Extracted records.

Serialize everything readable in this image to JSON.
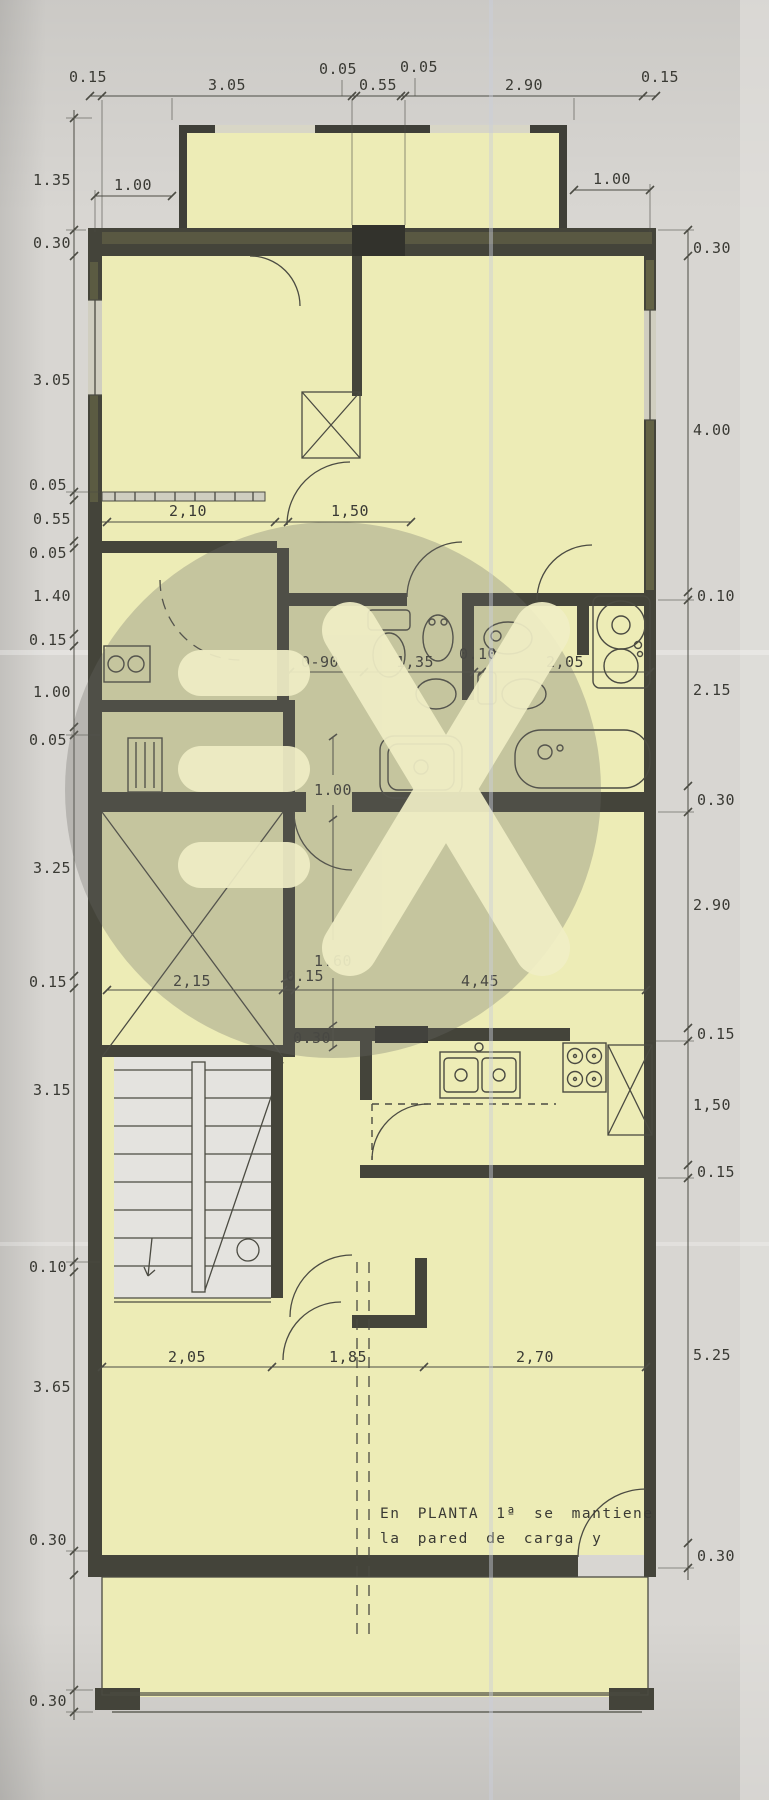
{
  "colors": {
    "paper": "#d8d6d2",
    "plan_highlight": "#edecb6",
    "wall_dark": "#44443a",
    "wall_olive": "#6b6a48",
    "line": "#4b4b42",
    "dim": "#4c4c44",
    "dim_text": "#3a3a34",
    "stair_fill": "#e4e3df",
    "watermark_gray": "#6b6b66",
    "watermark_glyph": "#f0eec6",
    "crease": "#c9cedb"
  },
  "note": {
    "line1": "En PLANTA 1ª se mantiene",
    "line2": "la pared de carga y"
  },
  "dims": {
    "top": [
      "0.15",
      "3.05",
      "0.05",
      "0.55",
      "0.05",
      "2.90",
      "0.15"
    ],
    "bay": [
      "1.00",
      "1.00"
    ],
    "left": [
      "1.35",
      "0.30",
      "3.05",
      "0.05",
      "0.55",
      "0.05",
      "1.40",
      "0.15",
      "1.00",
      "0.05",
      "3.25",
      "0.15",
      "3.15",
      "0.10",
      "3.65",
      "0.30",
      "0.30"
    ],
    "right": [
      "0.30",
      "4.00",
      "0.10",
      "2.15",
      "0.30",
      "2.90",
      "0.15",
      "1,50",
      "0.15",
      "5.25",
      "0.30"
    ],
    "hall": [
      "2,10",
      "1,50"
    ],
    "bath": [
      "0-90",
      "1,35",
      "0.10",
      "2,05"
    ],
    "mid": [
      "1.00",
      "1.60",
      "0.15",
      "2,15",
      "4,45",
      "0.30"
    ],
    "bottom": [
      "2,05",
      "1,85",
      "2,70"
    ]
  }
}
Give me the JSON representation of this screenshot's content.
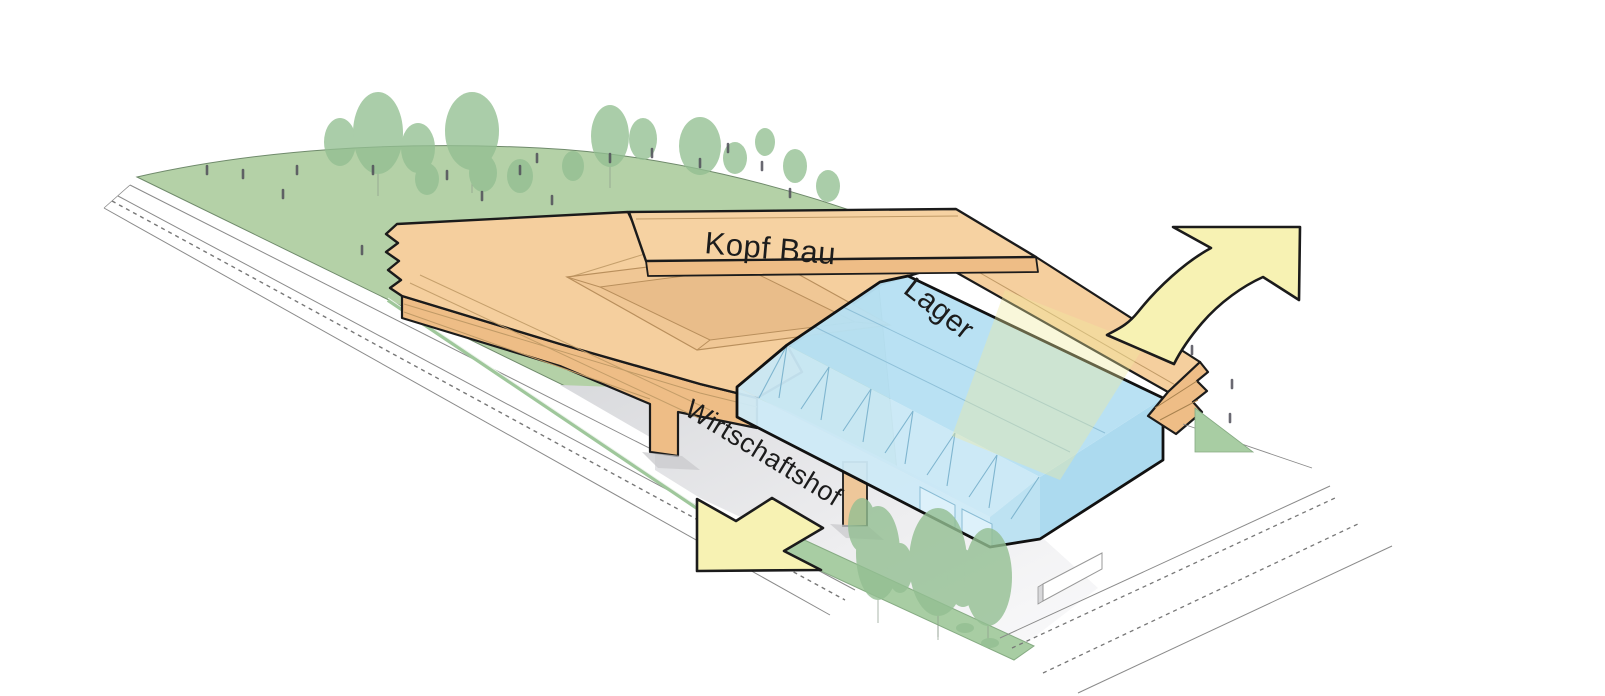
{
  "diagram": {
    "type": "axonometric-site-diagram",
    "labels": {
      "kopf_bau": "Kopf Bau",
      "lager": "Lager",
      "wirtschaftshof": "Wirtschaftshof"
    },
    "site_elements": [
      "Kopf Bau",
      "Lager",
      "Wirtschaftshof"
    ],
    "colors": {
      "building_orange": "#f5cf9e",
      "building_orange_shade": "#eebd86",
      "building_orange_line": "#c09a66",
      "lager_blue": "#b6e0f2",
      "lager_blue_light": "#c9e8f6",
      "lager_blue_dark": "#a9d9ee",
      "hill_green": "#b4d1a7",
      "tree_green": "#93bf92",
      "strip_green": "#a8cda3",
      "arrow_yellow": "#f7f2b3",
      "outline_dark": "#1b1b1b",
      "road_gray": "#8a8a8a",
      "yard_gray": "#dfe0e3",
      "figure_gray": "#4f4e58"
    }
  }
}
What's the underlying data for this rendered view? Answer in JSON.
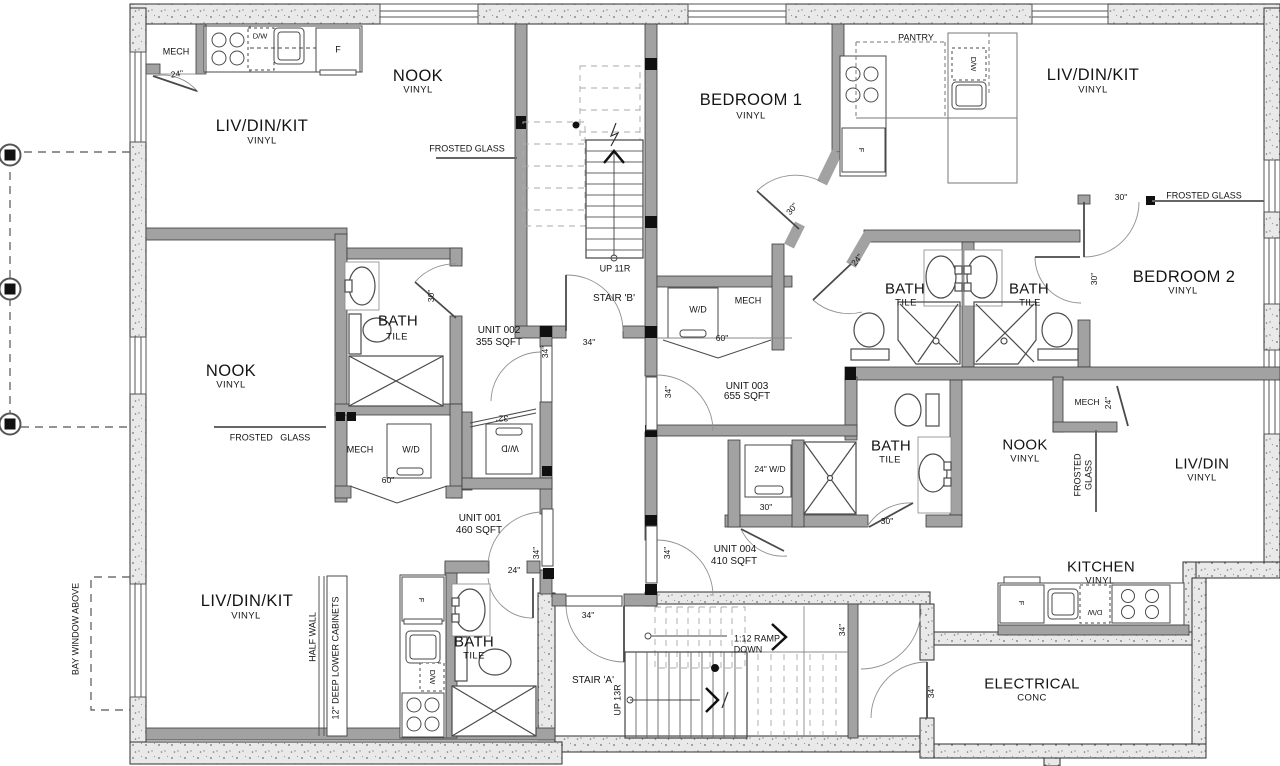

Your instructions.
Across the entries, how many lines hold the word "diagram"? Say only the number.

Solution to this exercise.
2